[Stored dataset items]
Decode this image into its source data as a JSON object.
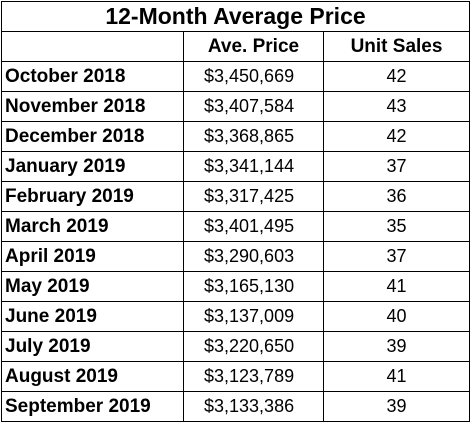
{
  "title": "12-Month Average Price",
  "columns": {
    "month": "",
    "price": "Ave. Price",
    "sales": "Unit Sales"
  },
  "rows": [
    {
      "month": "October 2018",
      "price": "$3,450,669",
      "sales": "42"
    },
    {
      "month": "November 2018",
      "price": "$3,407,584",
      "sales": "43"
    },
    {
      "month": "December 2018",
      "price": "$3,368,865",
      "sales": "42"
    },
    {
      "month": "January 2019",
      "price": "$3,341,144",
      "sales": "37"
    },
    {
      "month": "February 2019",
      "price": "$3,317,425",
      "sales": "36"
    },
    {
      "month": "March 2019",
      "price": "$3,401,495",
      "sales": "35"
    },
    {
      "month": "April 2019",
      "price": "$3,290,603",
      "sales": "37"
    },
    {
      "month": "May 2019",
      "price": "$3,165,130",
      "sales": "41"
    },
    {
      "month": "June 2019",
      "price": "$3,137,009",
      "sales": "40"
    },
    {
      "month": "July 2019",
      "price": "$3,220,650",
      "sales": "39"
    },
    {
      "month": "August 2019",
      "price": "$3,123,789",
      "sales": "41"
    },
    {
      "month": "September 2019",
      "price": "$3,133,386",
      "sales": "39"
    }
  ]
}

- **Job**:
Copy the entries above faithfully and omit every image.

- **Solution for this exercise**:
Decode this image into its source data as a JSON object.
{
  "title": "12-Month Average Price",
  "columns": {
    "month": "",
    "price": "Ave. Price",
    "sales": "Unit Sales"
  },
  "rows": [
    {
      "month": "October 2018",
      "price": "$3,450,669",
      "sales": "42"
    },
    {
      "month": "November 2018",
      "price": "$3,407,584",
      "sales": "43"
    },
    {
      "month": "December 2018",
      "price": "$3,368,865",
      "sales": "42"
    },
    {
      "month": "January 2019",
      "price": "$3,341,144",
      "sales": "37"
    },
    {
      "month": "February 2019",
      "price": "$3,317,425",
      "sales": "36"
    },
    {
      "month": "March 2019",
      "price": "$3,401,495",
      "sales": "35"
    },
    {
      "month": "April 2019",
      "price": "$3,290,603",
      "sales": "37"
    },
    {
      "month": "May 2019",
      "price": "$3,165,130",
      "sales": "41"
    },
    {
      "month": "June 2019",
      "price": "$3,137,009",
      "sales": "40"
    },
    {
      "month": "July 2019",
      "price": "$3,220,650",
      "sales": "39"
    },
    {
      "month": "August 2019",
      "price": "$3,123,789",
      "sales": "41"
    },
    {
      "month": "September 2019",
      "price": "$3,133,386",
      "sales": "39"
    }
  ]
}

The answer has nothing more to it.